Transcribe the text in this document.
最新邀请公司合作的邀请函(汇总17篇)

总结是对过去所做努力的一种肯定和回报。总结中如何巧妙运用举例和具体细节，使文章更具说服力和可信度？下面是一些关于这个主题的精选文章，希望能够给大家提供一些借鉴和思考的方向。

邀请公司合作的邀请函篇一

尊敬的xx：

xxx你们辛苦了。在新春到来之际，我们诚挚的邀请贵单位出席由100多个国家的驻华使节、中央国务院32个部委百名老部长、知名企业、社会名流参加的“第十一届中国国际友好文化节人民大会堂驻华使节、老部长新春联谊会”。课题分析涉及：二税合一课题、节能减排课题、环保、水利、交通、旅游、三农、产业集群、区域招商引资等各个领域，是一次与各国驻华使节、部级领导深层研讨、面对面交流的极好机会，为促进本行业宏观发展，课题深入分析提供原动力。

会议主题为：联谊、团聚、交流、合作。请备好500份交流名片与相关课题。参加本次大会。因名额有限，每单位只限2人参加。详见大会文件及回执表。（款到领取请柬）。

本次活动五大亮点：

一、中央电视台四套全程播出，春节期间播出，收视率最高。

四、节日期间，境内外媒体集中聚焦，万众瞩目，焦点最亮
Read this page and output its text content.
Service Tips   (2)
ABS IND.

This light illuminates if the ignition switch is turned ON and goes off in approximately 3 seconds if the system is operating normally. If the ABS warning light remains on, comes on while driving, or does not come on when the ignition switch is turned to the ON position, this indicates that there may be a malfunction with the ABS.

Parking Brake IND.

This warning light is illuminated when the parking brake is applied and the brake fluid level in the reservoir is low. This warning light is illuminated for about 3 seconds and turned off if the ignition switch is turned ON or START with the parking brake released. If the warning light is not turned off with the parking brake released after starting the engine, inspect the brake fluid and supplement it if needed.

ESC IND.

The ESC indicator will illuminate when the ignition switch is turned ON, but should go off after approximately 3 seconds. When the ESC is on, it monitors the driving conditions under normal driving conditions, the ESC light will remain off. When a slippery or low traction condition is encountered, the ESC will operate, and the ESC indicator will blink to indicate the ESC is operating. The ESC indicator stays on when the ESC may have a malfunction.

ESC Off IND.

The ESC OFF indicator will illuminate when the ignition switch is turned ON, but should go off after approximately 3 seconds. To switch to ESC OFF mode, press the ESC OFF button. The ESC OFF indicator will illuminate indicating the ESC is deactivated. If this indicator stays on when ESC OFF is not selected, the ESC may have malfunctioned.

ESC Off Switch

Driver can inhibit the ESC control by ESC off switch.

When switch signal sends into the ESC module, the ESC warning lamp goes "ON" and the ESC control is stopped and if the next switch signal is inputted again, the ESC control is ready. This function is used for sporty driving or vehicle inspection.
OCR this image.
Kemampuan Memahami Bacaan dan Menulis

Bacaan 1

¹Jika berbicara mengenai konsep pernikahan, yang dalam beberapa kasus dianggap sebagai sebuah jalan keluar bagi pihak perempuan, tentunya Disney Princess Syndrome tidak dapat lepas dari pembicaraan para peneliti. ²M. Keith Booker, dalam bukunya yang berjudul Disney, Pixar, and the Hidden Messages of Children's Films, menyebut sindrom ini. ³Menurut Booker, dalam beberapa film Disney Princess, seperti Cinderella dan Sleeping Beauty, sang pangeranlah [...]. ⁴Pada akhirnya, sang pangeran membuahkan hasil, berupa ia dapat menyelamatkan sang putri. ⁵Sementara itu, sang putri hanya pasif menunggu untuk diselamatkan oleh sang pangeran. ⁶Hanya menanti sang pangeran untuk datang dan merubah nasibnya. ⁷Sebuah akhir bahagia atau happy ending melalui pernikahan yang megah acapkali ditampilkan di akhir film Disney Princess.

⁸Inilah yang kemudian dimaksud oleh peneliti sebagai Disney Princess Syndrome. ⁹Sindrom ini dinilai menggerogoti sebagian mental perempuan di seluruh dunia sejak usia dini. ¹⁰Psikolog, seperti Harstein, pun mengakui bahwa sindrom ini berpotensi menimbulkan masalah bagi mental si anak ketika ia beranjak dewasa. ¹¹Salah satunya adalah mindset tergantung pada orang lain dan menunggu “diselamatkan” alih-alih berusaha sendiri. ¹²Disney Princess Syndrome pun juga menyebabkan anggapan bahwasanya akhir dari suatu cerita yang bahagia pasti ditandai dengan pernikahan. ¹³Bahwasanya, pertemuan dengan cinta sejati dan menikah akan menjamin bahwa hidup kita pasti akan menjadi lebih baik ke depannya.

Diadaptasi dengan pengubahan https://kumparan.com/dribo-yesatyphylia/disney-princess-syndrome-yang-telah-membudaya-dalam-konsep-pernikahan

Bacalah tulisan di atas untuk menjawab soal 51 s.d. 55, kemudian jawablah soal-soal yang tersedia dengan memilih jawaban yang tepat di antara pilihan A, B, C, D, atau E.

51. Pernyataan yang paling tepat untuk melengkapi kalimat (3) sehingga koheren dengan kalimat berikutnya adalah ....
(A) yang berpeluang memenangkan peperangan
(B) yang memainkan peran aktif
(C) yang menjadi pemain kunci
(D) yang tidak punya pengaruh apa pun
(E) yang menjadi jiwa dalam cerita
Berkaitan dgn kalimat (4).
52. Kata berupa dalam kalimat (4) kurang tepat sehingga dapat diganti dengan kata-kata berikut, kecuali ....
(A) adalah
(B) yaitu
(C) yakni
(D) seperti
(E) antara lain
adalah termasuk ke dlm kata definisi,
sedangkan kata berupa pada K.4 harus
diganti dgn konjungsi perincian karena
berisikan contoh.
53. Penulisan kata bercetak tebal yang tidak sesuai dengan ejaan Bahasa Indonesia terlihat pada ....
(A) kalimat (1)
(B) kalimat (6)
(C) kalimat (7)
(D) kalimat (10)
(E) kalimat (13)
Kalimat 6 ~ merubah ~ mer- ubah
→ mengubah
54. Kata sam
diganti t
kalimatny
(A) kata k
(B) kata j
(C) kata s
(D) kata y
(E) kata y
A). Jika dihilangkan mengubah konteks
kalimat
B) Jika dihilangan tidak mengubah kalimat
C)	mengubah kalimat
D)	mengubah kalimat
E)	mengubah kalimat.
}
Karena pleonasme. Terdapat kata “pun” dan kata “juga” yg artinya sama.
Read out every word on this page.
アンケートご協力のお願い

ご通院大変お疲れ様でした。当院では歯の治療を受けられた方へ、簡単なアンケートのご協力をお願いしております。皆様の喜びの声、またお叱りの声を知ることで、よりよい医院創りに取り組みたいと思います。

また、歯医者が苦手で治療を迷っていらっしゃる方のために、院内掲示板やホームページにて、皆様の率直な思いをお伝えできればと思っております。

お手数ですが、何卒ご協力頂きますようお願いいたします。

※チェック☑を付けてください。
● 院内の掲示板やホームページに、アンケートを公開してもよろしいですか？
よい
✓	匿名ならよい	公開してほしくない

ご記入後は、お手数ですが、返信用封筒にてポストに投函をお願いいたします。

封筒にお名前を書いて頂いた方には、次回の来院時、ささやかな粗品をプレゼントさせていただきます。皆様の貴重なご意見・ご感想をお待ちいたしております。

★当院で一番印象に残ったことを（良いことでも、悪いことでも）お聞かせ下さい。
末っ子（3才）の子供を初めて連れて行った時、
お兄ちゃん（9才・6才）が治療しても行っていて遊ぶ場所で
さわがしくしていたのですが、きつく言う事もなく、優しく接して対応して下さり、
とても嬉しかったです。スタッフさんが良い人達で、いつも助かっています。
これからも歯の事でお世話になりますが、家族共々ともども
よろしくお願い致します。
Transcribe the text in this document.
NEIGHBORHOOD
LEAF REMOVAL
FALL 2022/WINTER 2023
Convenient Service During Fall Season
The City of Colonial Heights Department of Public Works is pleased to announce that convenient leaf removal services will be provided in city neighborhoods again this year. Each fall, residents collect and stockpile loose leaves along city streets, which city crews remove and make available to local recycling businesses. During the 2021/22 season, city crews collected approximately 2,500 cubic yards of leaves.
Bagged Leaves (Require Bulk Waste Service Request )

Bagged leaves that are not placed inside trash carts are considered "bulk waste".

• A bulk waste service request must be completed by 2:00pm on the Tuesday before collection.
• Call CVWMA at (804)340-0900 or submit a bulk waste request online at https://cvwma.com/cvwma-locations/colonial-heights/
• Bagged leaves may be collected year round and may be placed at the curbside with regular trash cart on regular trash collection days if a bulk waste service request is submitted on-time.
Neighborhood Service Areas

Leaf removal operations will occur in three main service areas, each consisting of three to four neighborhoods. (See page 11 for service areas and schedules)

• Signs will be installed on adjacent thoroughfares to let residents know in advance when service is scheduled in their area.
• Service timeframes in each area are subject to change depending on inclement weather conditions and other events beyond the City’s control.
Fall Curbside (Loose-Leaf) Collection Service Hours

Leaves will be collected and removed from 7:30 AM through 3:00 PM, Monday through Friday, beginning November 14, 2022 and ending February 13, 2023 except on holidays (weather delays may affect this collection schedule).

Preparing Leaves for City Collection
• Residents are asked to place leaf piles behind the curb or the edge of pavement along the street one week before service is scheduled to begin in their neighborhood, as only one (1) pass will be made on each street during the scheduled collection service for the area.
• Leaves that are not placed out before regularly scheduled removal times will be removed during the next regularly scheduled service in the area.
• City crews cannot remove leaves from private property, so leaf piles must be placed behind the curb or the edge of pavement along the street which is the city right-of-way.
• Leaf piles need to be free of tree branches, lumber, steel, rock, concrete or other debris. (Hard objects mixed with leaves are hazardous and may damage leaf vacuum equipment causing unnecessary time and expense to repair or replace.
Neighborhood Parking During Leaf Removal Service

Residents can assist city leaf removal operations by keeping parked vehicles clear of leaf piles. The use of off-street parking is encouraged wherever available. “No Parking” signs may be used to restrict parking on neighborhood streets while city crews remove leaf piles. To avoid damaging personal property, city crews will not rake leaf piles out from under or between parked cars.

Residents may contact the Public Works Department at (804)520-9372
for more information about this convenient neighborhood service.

Task requirements:
Isolate the lines above that contain the word "Department" and copy them.

Task answer:
The City of Colonial Heights Department of Public Works is pleased to announce that convenient leaf removal services will be provided in city neighborhoods again this year. Each fall, residents collect and stockpile loose leaves along city streets, which city crews remove and make available to local recycling businesses. During the 2021/22 season, city crews collected approximately 2,500 cubic yards of leaves.
Residents may contact the Public Works Department at (804)520-9372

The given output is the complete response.